→ **AIM OF THE EXERCISE**
Copy every line that mentions the word "cloud".

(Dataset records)
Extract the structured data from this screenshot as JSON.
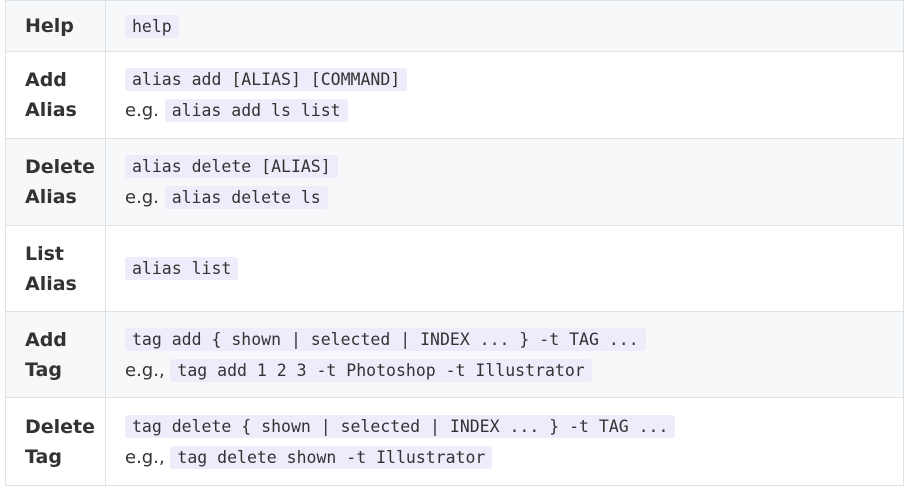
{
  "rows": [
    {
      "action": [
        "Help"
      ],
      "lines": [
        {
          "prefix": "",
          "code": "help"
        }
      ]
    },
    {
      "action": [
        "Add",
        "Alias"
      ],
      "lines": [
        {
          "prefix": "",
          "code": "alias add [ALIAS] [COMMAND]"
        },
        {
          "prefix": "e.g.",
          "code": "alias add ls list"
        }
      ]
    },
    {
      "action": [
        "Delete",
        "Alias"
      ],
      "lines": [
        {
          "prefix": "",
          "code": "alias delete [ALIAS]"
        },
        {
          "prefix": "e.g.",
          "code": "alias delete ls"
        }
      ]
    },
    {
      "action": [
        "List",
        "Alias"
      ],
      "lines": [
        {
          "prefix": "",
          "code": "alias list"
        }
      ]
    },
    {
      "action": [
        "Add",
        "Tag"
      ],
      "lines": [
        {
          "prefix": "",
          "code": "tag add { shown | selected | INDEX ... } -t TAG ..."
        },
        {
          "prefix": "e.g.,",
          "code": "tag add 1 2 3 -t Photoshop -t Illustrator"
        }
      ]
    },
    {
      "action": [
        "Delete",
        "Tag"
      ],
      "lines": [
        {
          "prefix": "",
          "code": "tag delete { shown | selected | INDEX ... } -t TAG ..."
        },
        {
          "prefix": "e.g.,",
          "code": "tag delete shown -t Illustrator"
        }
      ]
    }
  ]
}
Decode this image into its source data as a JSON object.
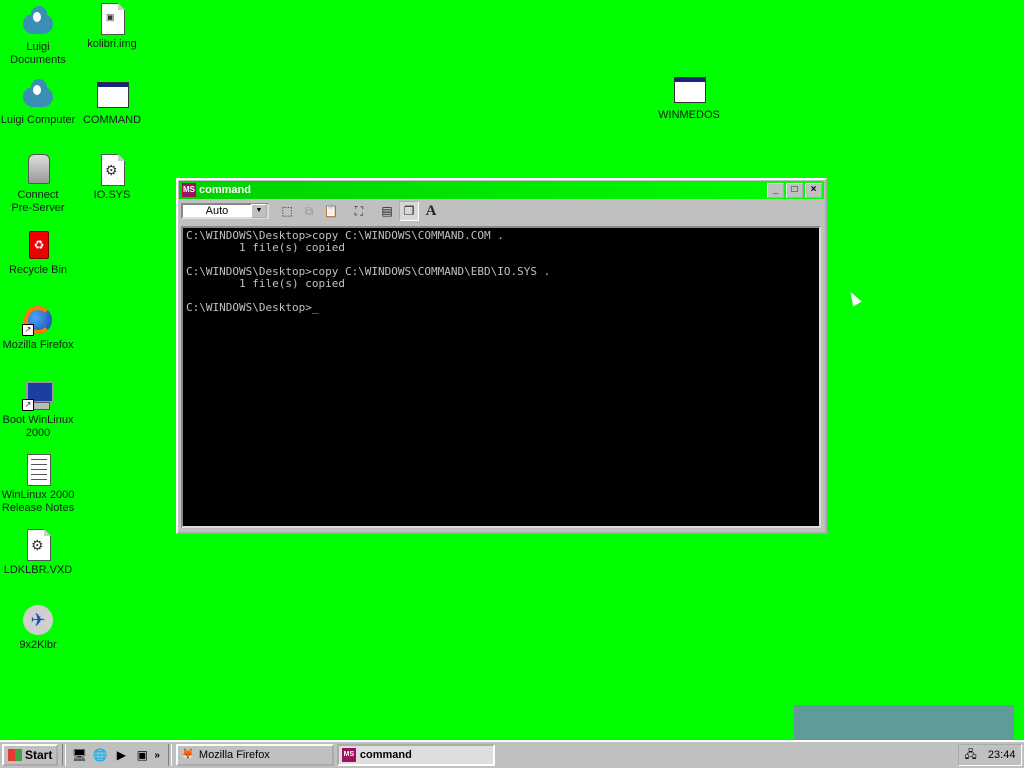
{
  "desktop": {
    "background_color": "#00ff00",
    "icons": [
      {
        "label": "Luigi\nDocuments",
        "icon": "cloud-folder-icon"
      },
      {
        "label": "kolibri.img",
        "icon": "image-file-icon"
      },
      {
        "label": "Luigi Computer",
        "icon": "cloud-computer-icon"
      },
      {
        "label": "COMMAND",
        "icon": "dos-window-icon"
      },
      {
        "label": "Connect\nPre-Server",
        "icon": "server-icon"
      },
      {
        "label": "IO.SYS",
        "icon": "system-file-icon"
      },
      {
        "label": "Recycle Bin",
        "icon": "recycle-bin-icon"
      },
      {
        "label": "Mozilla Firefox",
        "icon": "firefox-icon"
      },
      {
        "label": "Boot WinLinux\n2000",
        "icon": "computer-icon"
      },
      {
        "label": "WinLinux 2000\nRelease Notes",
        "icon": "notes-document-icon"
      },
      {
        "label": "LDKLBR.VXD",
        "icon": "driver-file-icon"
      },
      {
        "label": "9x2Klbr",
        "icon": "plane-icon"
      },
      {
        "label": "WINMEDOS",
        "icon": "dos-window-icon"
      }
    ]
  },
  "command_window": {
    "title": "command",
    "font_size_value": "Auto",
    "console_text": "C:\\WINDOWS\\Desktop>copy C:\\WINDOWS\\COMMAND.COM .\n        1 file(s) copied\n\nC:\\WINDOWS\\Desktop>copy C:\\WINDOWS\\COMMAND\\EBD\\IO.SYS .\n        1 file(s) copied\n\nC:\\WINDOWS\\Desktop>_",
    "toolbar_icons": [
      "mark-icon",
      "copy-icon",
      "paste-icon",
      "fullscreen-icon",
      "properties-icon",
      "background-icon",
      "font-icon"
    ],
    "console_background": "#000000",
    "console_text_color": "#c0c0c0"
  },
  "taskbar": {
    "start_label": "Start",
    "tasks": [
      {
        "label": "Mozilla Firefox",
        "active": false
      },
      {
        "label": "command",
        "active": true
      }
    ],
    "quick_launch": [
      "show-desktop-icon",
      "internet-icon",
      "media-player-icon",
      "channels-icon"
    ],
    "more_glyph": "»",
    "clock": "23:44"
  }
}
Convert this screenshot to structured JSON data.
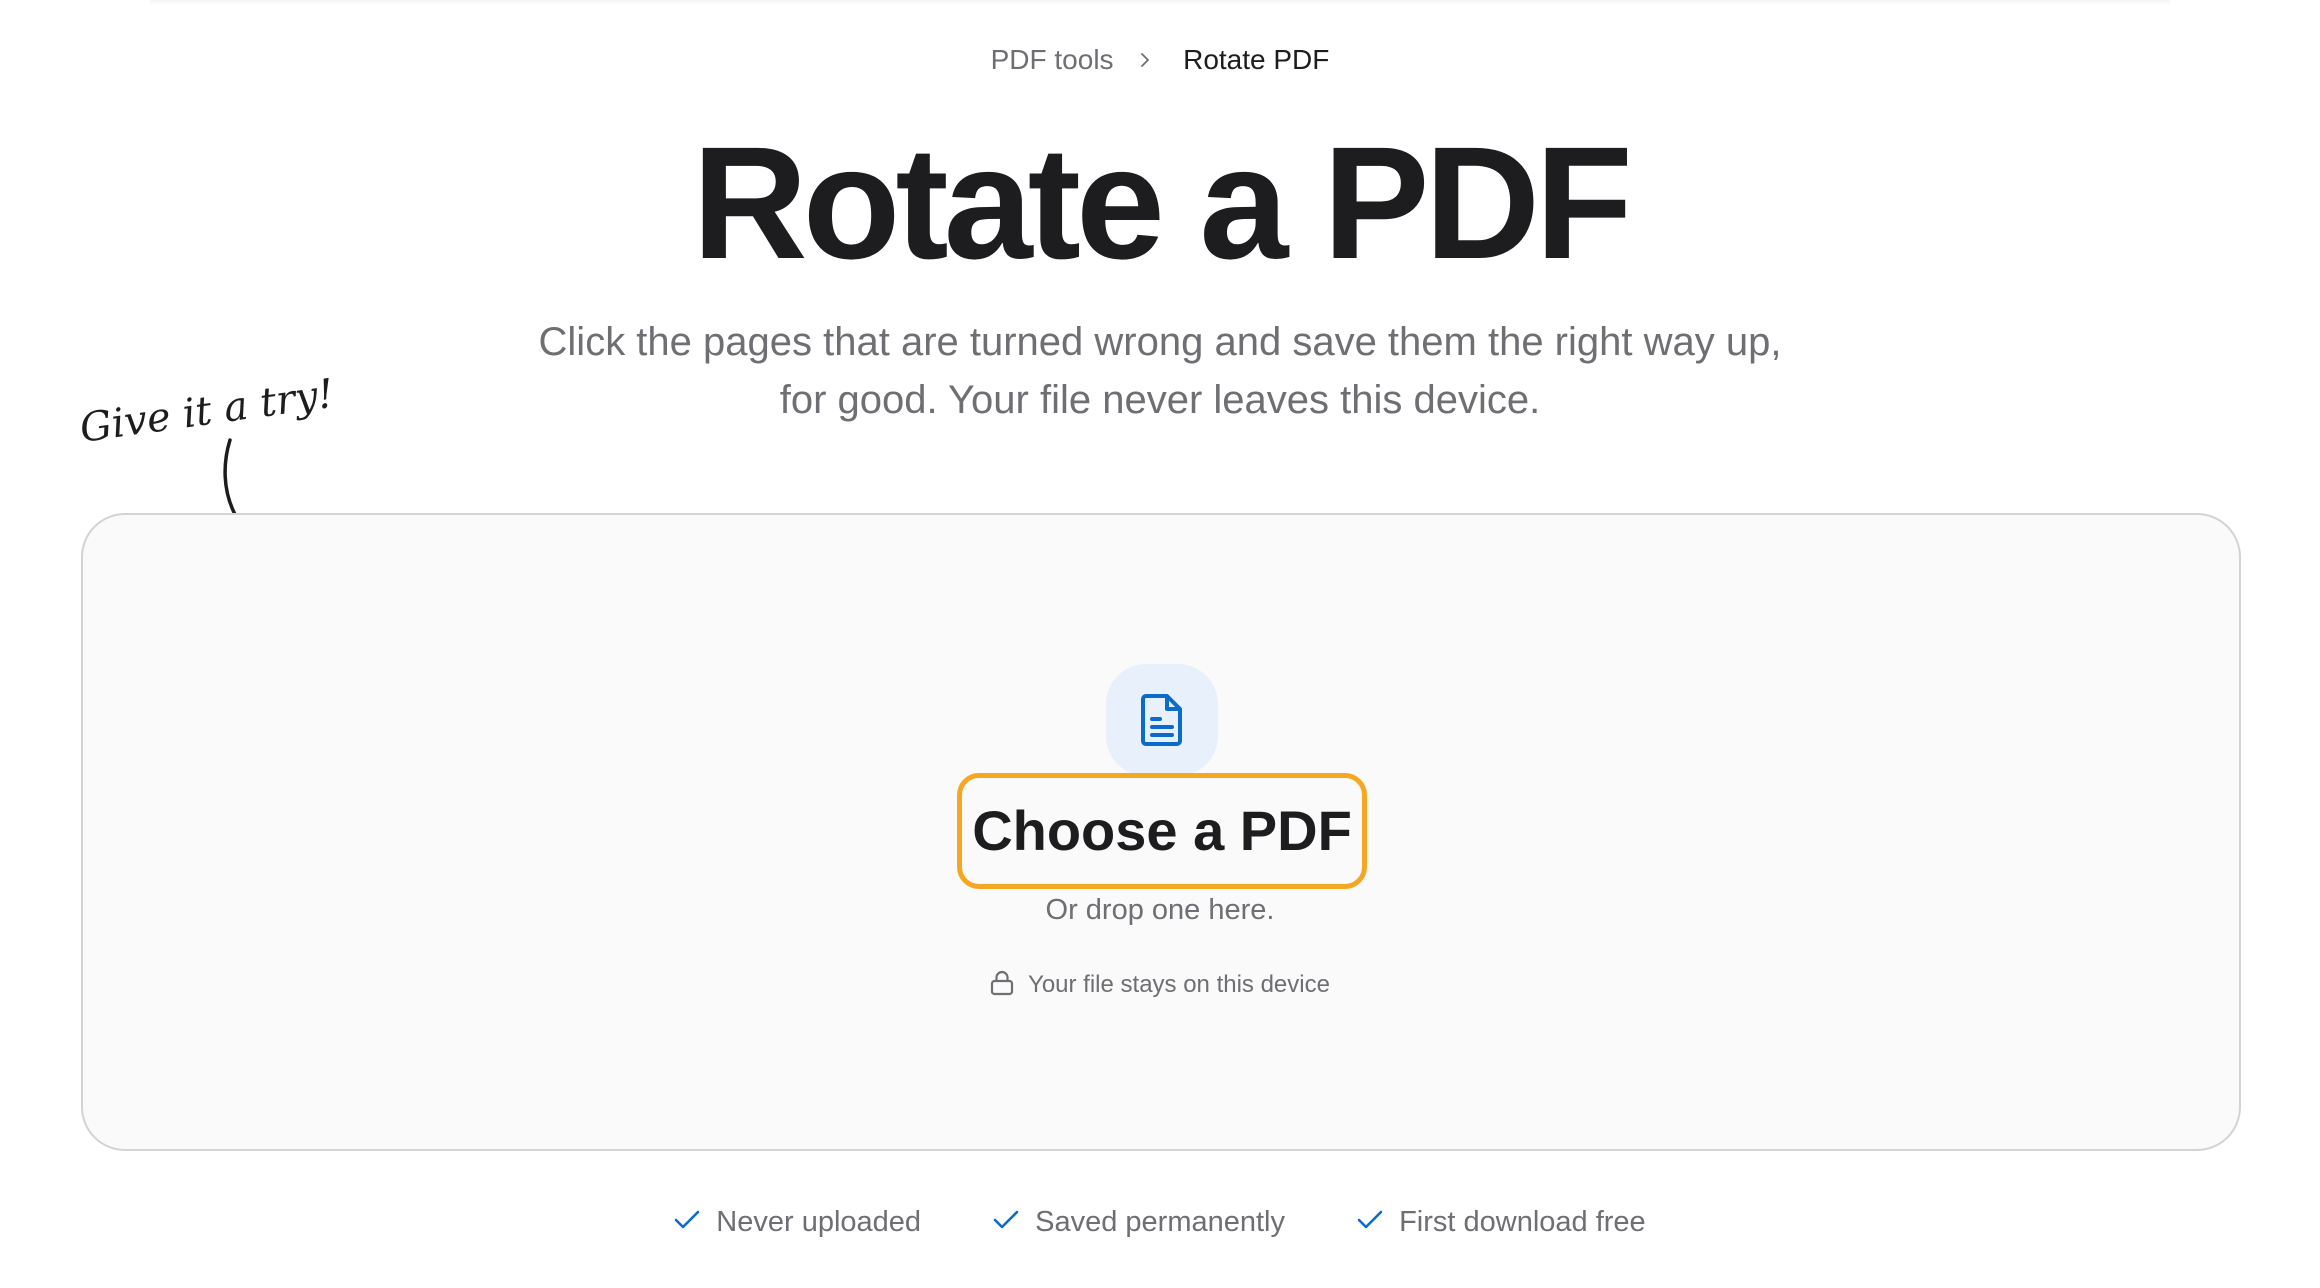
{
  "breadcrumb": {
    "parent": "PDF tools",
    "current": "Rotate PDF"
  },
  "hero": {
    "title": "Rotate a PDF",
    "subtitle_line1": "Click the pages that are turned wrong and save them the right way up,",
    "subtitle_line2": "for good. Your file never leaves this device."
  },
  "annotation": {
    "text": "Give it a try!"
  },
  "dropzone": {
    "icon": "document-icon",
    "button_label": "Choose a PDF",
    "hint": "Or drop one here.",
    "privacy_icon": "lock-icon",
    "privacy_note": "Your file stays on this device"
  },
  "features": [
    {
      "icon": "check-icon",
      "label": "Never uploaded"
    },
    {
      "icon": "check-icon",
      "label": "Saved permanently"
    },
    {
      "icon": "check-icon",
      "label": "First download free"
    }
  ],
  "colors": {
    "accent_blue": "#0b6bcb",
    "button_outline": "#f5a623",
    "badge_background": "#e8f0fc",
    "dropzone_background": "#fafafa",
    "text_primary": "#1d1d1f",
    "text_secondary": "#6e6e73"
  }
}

→ **THE OUTPUT**
        "icon": "cloud-folder-icon"
        "icon": "cloud-computer-icon"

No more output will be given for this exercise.